**Job:**
The records should be written out in full, with nothing altered.

** START Dataset entries **

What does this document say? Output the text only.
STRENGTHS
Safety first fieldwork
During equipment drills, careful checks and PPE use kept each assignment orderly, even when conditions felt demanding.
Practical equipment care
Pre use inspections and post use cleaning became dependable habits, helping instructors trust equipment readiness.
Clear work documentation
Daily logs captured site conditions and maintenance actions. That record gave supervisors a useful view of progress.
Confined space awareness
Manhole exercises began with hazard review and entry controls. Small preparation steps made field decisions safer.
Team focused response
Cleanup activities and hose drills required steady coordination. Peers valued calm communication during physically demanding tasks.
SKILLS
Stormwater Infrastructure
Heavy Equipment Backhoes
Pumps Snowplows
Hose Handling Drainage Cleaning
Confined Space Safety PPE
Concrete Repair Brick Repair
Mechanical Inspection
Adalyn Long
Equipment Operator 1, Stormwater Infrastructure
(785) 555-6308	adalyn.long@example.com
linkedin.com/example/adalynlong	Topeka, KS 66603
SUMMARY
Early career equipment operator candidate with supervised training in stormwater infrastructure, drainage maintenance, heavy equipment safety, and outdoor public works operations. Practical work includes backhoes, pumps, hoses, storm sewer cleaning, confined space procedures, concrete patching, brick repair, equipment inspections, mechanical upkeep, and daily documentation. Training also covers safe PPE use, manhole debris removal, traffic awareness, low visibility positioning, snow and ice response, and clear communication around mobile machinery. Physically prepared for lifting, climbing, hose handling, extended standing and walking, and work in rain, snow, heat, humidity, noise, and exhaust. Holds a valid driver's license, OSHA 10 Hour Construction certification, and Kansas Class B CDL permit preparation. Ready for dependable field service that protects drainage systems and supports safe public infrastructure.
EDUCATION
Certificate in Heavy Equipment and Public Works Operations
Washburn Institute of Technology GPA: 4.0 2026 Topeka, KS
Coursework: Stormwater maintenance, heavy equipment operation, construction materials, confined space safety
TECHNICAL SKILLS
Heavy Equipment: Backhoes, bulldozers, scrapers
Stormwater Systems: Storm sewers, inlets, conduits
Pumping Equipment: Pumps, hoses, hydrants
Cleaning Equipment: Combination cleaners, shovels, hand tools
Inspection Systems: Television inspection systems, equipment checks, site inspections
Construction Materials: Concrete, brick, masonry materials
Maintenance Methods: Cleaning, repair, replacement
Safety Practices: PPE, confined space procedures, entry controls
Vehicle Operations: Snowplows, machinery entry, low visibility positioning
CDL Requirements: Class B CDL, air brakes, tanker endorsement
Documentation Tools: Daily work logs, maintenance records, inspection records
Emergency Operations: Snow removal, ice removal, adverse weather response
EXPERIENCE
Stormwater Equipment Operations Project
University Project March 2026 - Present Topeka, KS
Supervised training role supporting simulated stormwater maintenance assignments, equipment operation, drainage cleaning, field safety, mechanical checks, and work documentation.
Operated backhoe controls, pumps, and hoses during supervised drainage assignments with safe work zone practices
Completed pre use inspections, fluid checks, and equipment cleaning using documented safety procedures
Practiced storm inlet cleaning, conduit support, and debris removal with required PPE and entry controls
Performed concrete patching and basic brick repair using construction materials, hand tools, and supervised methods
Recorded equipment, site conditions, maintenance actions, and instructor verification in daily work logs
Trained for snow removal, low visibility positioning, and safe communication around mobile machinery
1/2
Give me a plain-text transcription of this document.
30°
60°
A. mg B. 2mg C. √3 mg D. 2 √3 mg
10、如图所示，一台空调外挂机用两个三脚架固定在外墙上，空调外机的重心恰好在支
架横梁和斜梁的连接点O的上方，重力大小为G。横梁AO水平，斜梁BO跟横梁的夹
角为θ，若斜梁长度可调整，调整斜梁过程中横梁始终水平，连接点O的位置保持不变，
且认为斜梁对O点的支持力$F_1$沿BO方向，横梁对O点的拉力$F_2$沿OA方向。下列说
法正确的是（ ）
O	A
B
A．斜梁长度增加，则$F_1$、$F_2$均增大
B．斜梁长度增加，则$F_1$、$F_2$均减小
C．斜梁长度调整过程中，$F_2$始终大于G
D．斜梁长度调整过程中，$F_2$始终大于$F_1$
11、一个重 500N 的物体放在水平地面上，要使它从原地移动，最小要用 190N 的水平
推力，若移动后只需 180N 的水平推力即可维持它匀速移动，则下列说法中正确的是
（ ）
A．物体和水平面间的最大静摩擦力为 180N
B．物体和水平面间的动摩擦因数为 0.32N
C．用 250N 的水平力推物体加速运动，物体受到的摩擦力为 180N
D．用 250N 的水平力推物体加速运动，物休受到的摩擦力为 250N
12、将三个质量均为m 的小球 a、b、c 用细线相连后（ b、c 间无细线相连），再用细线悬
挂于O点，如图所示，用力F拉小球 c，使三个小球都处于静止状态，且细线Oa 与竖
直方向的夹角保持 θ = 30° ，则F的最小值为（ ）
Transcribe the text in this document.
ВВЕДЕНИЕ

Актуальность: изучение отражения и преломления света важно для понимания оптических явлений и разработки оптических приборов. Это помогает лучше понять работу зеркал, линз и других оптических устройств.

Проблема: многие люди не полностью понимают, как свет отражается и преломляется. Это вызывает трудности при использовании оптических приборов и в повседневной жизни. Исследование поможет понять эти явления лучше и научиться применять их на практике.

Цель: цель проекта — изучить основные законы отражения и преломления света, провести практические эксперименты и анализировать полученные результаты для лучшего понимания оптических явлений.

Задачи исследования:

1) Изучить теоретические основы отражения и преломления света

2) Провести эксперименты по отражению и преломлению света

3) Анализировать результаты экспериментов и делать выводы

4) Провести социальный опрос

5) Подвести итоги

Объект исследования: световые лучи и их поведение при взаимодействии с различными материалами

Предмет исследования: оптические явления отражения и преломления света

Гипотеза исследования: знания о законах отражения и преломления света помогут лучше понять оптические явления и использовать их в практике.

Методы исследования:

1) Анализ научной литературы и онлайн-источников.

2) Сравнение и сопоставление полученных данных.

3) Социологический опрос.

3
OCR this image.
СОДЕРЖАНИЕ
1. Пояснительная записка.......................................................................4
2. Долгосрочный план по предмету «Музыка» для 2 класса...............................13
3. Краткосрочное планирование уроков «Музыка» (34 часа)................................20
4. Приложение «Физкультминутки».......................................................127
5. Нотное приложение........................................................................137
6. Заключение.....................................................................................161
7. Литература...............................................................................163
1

** END Dataset entries **

**Output for this task:**
What does this document say? Output the text only.
STRENGTHS
Safety first fieldwork
During equipment drills, careful checks and PPE use kept each assignment orderly, even when conditions felt demanding.
Practical equipment care
Pre use inspections and post use cleaning became dependable habits, helping instructors trust equipment readiness.
Clear work documentation
Daily logs captured site conditions and maintenance actions. That record gave supervisors a useful view of progress.
Confined space awareness
Manhole exercises began with hazard review and entry controls. Small preparation steps made field decisions safer.
Team focused response
Cleanup activities and hose drills required steady coordination. Peers valued calm communication during physically demanding tasks.
SKILLS
Stormwater Infrastructure
Heavy Equipment Backhoes
Pumps Snowplows
Hose Handling Drainage Cleaning
Confined Space Safety PPE
Concrete Repair Brick Repair
Mechanical Inspection
Adalyn Long
Equipment Operator 1, Stormwater Infrastructure
(785) 555-6308	adalyn.long@example.com
linkedin.com/example/adalynlong	Topeka, KS 66603
SUMMARY
Early career equipment operator candidate with supervised training in stormwater infrastructure, drainage maintenance, heavy equipment safety, and outdoor public works operations. Practical work includes backhoes, pumps, hoses, storm sewer cleaning, confined space procedures, concrete patching, brick repair, equipment inspections, mechanical upkeep, and daily documentation. Training also covers safe PPE use, manhole debris removal, traffic awareness, low visibility positioning, snow and ice response, and clear communication around mobile machinery. Physically prepared for lifting, climbing, hose handling, extended standing and walking, and work in rain, snow, heat, humidity, noise, and exhaust. Holds a valid driver's license, OSHA 10 Hour Construction certification, and Kansas Class B CDL permit preparation. Ready for dependable field service that protects drainage systems and supports safe public infrastructure.
EDUCATION
Certificate in Heavy Equipment and Public Works Operations
Washburn Institute of Technology GPA: 4.0 2026 Topeka, KS
Coursework: Stormwater maintenance, heavy equipment operation, construction materials, confined space safety
TECHNICAL SKILLS
Heavy Equipment: Backhoes, bulldozers, scrapers
Stormwater Systems: Storm sewers, inlets, conduits
Pumping Equipment: Pumps, hoses, hydrants
Cleaning Equipment: Combination cleaners, shovels, hand tools
Inspection Systems: Television inspection systems, equipment checks, site inspections
Construction Materials: Concrete, brick, masonry materials
Maintenance Methods: Cleaning, repair, replacement
Safety Practices: PPE, confined space procedures, entry controls
Vehicle Operations: Snowplows, machinery entry, low visibility positioning
CDL Requirements: Class B CDL, air brakes, tanker endorsement
Documentation Tools: Daily work logs, maintenance records, inspection records
Emergency Operations: Snow removal, ice removal, adverse weather response
EXPERIENCE
Stormwater Equipment Operations Project
University Project March 2026 - Present Topeka, KS
Supervised training role supporting simulated stormwater maintenance assignments, equipment operation, drainage cleaning, field safety, mechanical checks, and work documentation.
Operated backhoe controls, pumps, and hoses during supervised drainage assignments with safe work zone practices
Completed pre use inspections, fluid checks, and equipment cleaning using documented safety procedures
Practiced storm inlet cleaning, conduit support, and debris removal with required PPE and entry controls
Performed concrete patching and basic brick repair using construction materials, hand tools, and supervised methods
Recorded equipment, site conditions, maintenance actions, and instructor verification in daily work logs
Trained for snow removal, low visibility positioning, and safe communication around mobile machinery
1/2
Give me a plain-text transcription of this document.
30°
60°
A. mg B. 2mg C. √3 mg D. 2 √3 mg
10、如图所示，一台空调外挂机用两个三脚架固定在外墙上，空调外机的重心恰好在支
架横梁和斜梁的连接点O的上方，重力大小为G。横梁AO水平，斜梁BO跟横梁的夹
角为θ，若斜梁长度可调整，调整斜梁过程中横梁始终水平，连接点O的位置保持不变，
且认为斜梁对O点的支持力$F_1$沿BO方向，横梁对O点的拉力$F_2$沿OA方向。下列说
法正确的是（ ）
O	A
B
A．斜梁长度增加，则$F_1$、$F_2$均增大
B．斜梁长度增加，则$F_1$、$F_2$均减小
C．斜梁长度调整过程中，$F_2$始终大于G
D．斜梁长度调整过程中，$F_2$始终大于$F_1$
11、一个重 500N 的物体放在水平地面上，要使它从原地移动，最小要用 190N 的水平
推力，若移动后只需 180N 的水平推力即可维持它匀速移动，则下列说法中正确的是
（ ）
A．物体和水平面间的最大静摩擦力为 180N
B．物体和水平面间的动摩擦因数为 0.32N
C．用 250N 的水平力推物体加速运动，物体受到的摩擦力为 180N
D．用 250N 的水平力推物体加速运动，物休受到的摩擦力为 250N
12、将三个质量均为m 的小球 a、b、c 用细线相连后（ b、c 间无细线相连），再用细线悬
挂于O点，如图所示，用力F拉小球 c，使三个小球都处于静止状态，且细线Oa 与竖
直方向的夹角保持 θ = 30° ，则F的最小值为（ ）
Transcribe the text in this document.
ВВЕДЕНИЕ

Актуальность: изучение отражения и преломления света важно для понимания оптических явлений и разработки оптических приборов. Это помогает лучше понять работу зеркал, линз и других оптических устройств.

Проблема: многие люди не полностью понимают, как свет отражается и преломляется. Это вызывает трудности при использовании оптических приборов и в повседневной жизни. Исследование поможет понять эти явления лучше и научиться применять их на практике.

Цель: цель проекта — изучить основные законы отражения и преломления света, провести практические эксперименты и анализировать полученные результаты для лучшего понимания оптических явлений.

Задачи исследования:

1) Изучить теоретические основы отражения и преломления света

2) Провести эксперименты по отражению и преломлению света

3) Анализировать результаты экспериментов и делать выводы

4) Провести социальный опрос

5) Подвести итоги

Объект исследования: световые лучи и их поведение при взаимодействии с различными материалами

Предмет исследования: оптические явления отражения и преломления света

Гипотеза исследования: знания о законах отражения и преломления света помогут лучше понять оптические явления и использовать их в практике.

Методы исследования:

1) Анализ научной литературы и онлайн-источников.

2) Сравнение и сопоставление полученных данных.

3) Социологический опрос.

3
OCR this image.
СОДЕРЖАНИЕ
1. Пояснительная записка.......................................................................4
2. Долгосрочный план по предмету «Музыка» для 2 класса...............................13
3. Краткосрочное планирование уроков «Музыка» (34 часа)................................20
4. Приложение «Физкультминутки».......................................................127
5. Нотное приложение........................................................................137
6. Заключение.....................................................................................161
7. Литература...............................................................................163
1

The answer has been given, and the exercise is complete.